-- Start Listed records --
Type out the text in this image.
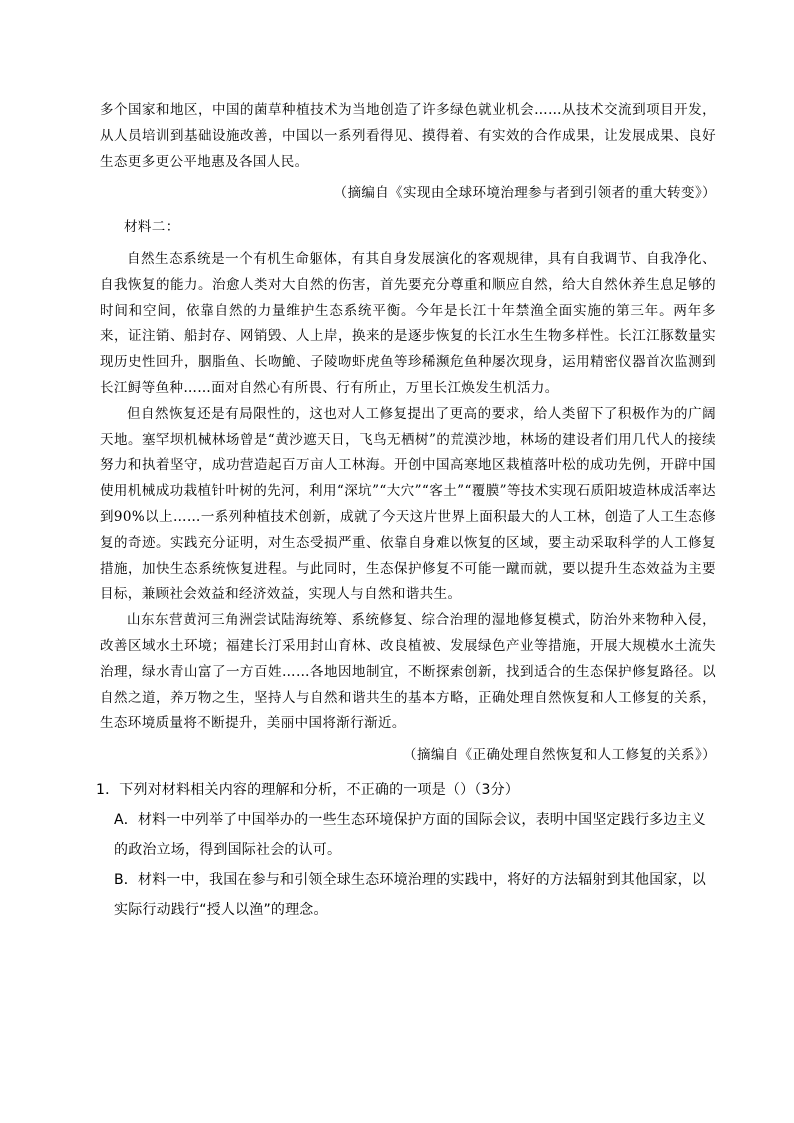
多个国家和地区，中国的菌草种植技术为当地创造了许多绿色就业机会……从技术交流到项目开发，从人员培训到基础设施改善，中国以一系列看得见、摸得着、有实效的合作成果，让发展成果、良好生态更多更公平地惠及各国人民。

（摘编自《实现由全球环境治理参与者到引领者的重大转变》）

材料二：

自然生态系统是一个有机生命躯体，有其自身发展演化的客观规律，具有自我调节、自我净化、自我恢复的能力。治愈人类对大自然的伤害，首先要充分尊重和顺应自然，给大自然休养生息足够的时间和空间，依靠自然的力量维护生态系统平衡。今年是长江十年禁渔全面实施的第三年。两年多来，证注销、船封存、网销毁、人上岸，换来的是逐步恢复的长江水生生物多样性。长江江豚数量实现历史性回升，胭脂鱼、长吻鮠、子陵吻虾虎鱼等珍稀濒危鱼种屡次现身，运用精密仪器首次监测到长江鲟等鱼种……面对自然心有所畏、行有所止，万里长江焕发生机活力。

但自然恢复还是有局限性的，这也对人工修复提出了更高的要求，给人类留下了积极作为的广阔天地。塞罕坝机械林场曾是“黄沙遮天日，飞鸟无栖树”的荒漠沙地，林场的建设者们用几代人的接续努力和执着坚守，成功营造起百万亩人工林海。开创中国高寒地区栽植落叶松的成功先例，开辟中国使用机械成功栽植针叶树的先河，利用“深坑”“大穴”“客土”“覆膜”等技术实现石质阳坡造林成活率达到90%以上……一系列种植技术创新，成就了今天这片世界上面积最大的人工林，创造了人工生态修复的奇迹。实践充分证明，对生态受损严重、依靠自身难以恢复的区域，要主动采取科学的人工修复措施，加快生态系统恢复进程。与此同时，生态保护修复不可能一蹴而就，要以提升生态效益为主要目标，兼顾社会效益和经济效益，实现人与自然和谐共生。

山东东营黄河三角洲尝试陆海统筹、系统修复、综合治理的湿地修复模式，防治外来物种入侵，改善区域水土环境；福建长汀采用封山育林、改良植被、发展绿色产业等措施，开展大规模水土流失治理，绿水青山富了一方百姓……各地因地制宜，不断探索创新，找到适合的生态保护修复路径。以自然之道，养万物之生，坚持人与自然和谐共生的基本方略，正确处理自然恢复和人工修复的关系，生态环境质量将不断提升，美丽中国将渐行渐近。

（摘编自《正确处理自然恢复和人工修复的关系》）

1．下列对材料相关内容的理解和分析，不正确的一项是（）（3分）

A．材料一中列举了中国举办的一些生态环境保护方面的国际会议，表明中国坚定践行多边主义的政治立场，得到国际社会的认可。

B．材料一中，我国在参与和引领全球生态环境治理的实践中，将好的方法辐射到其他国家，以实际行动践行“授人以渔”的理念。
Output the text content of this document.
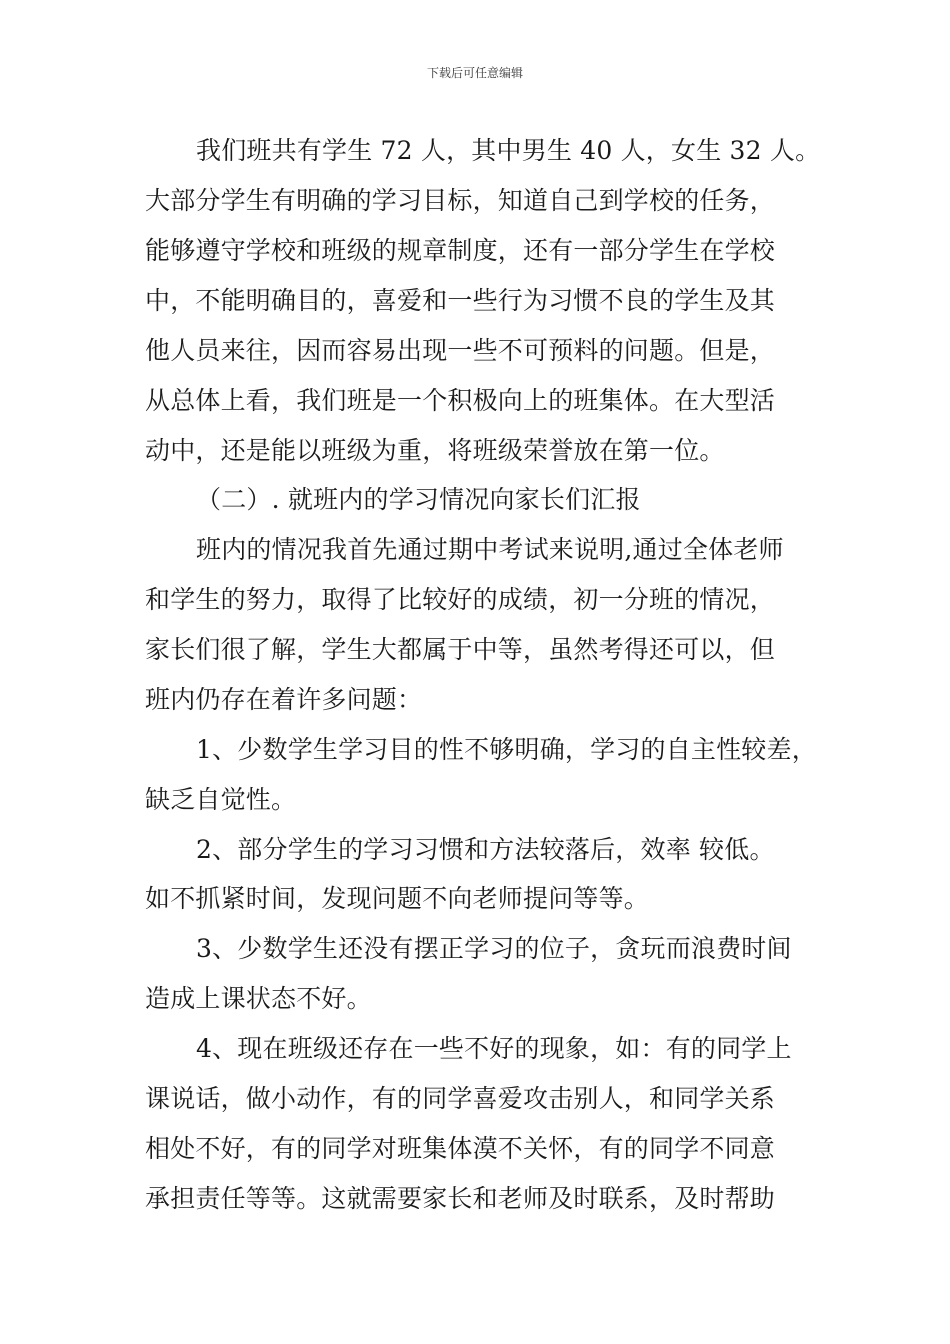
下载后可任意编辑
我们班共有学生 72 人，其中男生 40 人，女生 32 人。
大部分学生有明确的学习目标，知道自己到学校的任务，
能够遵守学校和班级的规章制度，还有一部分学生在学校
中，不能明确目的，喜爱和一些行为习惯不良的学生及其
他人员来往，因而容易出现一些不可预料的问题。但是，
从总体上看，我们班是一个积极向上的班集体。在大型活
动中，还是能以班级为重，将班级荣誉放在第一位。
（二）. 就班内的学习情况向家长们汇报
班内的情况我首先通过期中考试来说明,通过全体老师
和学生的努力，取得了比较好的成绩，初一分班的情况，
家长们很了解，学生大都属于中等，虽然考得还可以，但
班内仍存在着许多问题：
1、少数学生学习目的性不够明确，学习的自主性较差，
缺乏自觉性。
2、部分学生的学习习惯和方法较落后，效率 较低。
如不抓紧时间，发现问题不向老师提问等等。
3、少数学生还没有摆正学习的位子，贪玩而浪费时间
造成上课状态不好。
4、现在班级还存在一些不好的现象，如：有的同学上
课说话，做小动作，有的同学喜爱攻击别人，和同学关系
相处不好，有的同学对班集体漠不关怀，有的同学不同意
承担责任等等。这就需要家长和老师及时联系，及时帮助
-- End Listed records --
What is being asked:
Exactly the lines from the line containing "Output the text content of this document." through the last line of the entries above are to be quoted, both included, and nothing else. Pictures are left out.

Exercise response:
Output the text content of this document.
下载后可任意编辑
我们班共有学生 72 人，其中男生 40 人，女生 32 人。
大部分学生有明确的学习目标，知道自己到学校的任务，
能够遵守学校和班级的规章制度，还有一部分学生在学校
中，不能明确目的，喜爱和一些行为习惯不良的学生及其
他人员来往，因而容易出现一些不可预料的问题。但是，
从总体上看，我们班是一个积极向上的班集体。在大型活
动中，还是能以班级为重，将班级荣誉放在第一位。
（二）. 就班内的学习情况向家长们汇报
班内的情况我首先通过期中考试来说明,通过全体老师
和学生的努力，取得了比较好的成绩，初一分班的情况，
家长们很了解，学生大都属于中等，虽然考得还可以，但
班内仍存在着许多问题：
1、少数学生学习目的性不够明确，学习的自主性较差，
缺乏自觉性。
2、部分学生的学习习惯和方法较落后，效率 较低。
如不抓紧时间，发现问题不向老师提问等等。
3、少数学生还没有摆正学习的位子，贪玩而浪费时间
造成上课状态不好。
4、现在班级还存在一些不好的现象，如：有的同学上
课说话，做小动作，有的同学喜爱攻击别人，和同学关系
相处不好，有的同学对班集体漠不关怀，有的同学不同意
承担责任等等。这就需要家长和老师及时联系，及时帮助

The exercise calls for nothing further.